## EXERCISE GOAL
Pull each line holding the word "provided" from the data.

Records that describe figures
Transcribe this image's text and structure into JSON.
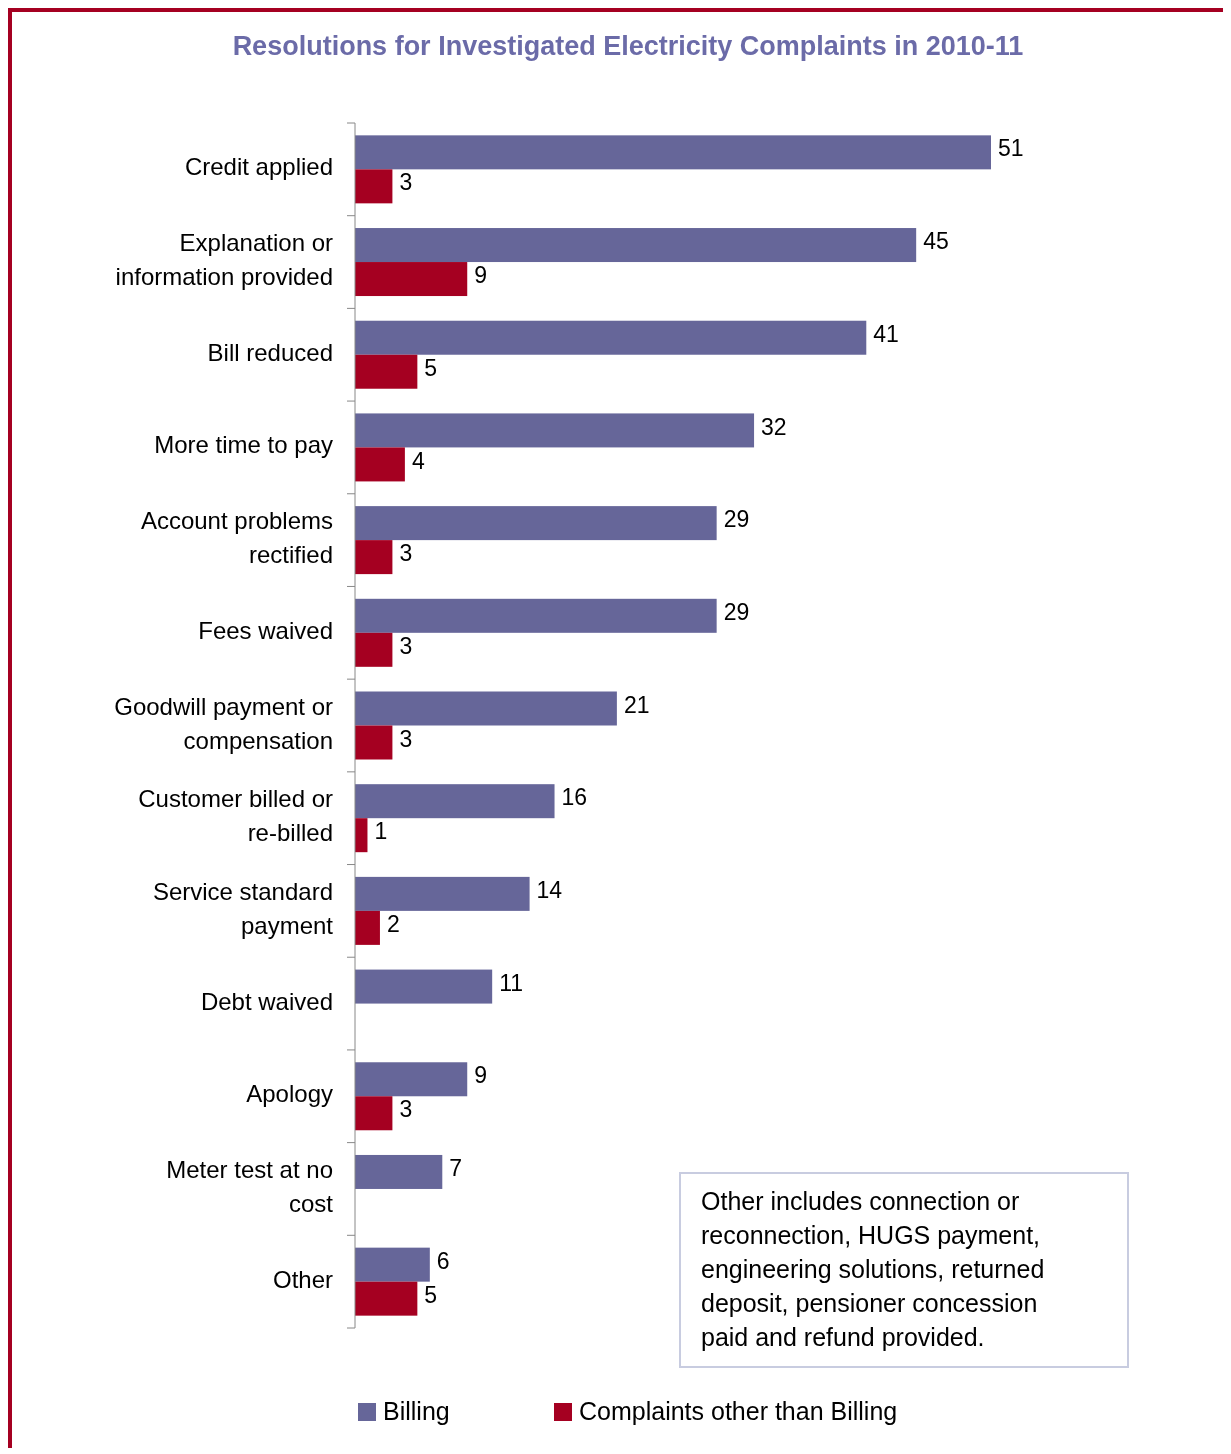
{
  "chart_data": {
    "type": "bar",
    "orientation": "horizontal",
    "title": "Resolutions for Investigated Electricity Complaints in 2010-11",
    "categories": [
      "Credit applied",
      "Explanation or information provided",
      "Bill reduced",
      "More time to pay",
      "Account problems rectified",
      "Fees waived",
      "Goodwill payment or compensation",
      "Customer billed or re-billed",
      "Service standard payment",
      "Debt waived",
      "Apology",
      "Meter test at no cost",
      "Other"
    ],
    "series": [
      {
        "name": "Billing",
        "color": "#666699",
        "values": [
          51,
          45,
          41,
          32,
          29,
          29,
          21,
          16,
          14,
          11,
          9,
          7,
          6
        ]
      },
      {
        "name": "Complaints other than Billing",
        "color": "#a50021",
        "values": [
          3,
          9,
          5,
          4,
          3,
          3,
          3,
          1,
          2,
          null,
          3,
          null,
          5
        ]
      }
    ],
    "data_labels": true,
    "legend": "bottom",
    "annotations": [
      "Other includes connection or reconnection, HUGS payment, engineering solutions, returned deposit, pensioner concession paid and refund provided."
    ]
  }
}
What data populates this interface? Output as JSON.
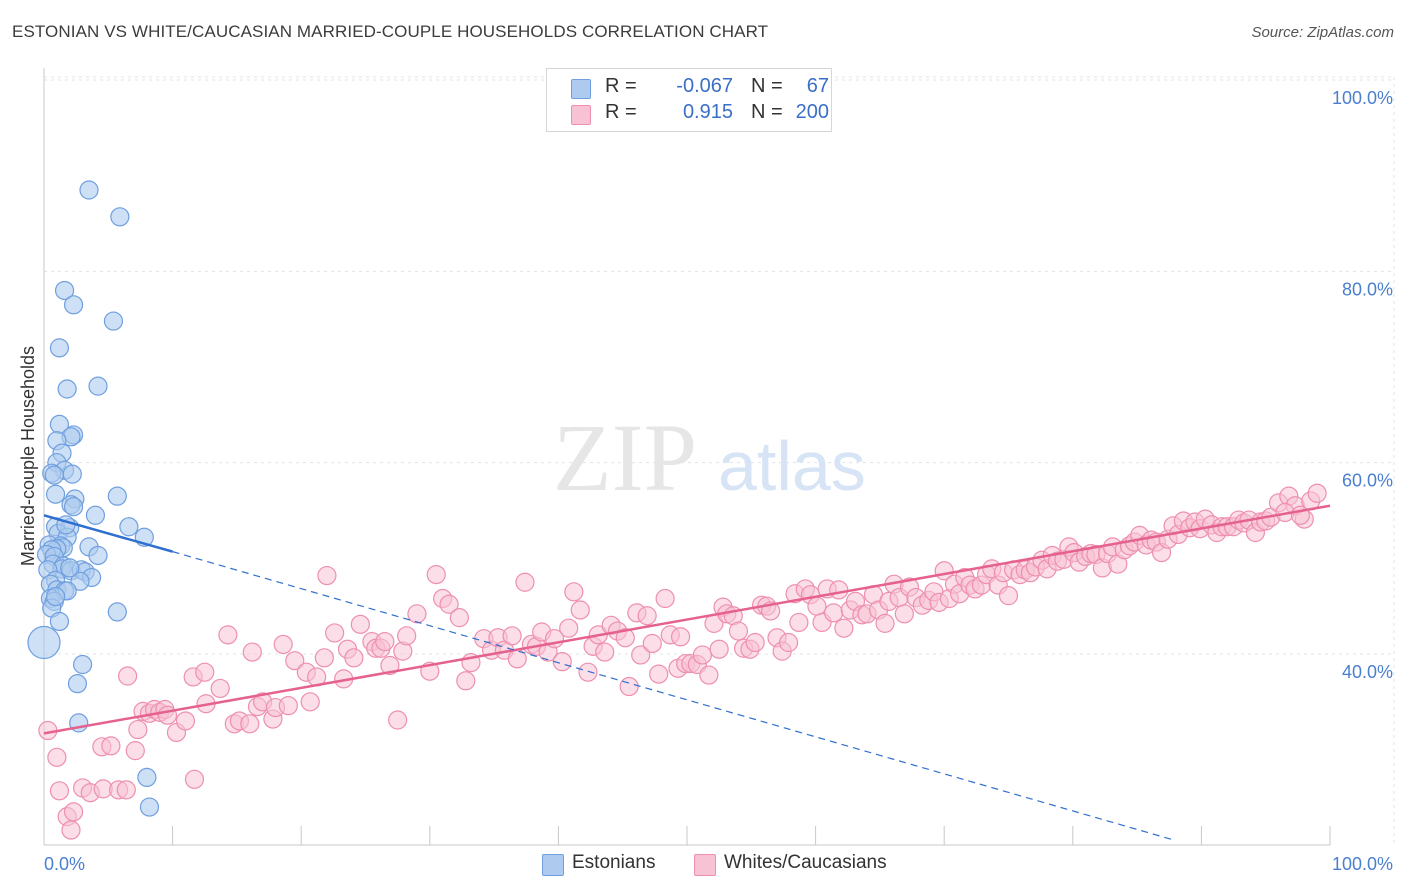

## WRITTEN RESPONSE
      "Explanation or information provided",
      "Other includes connection or reconnection, HUGS payment, engineering solutions, returned deposit, pensioner concession paid and refund provided."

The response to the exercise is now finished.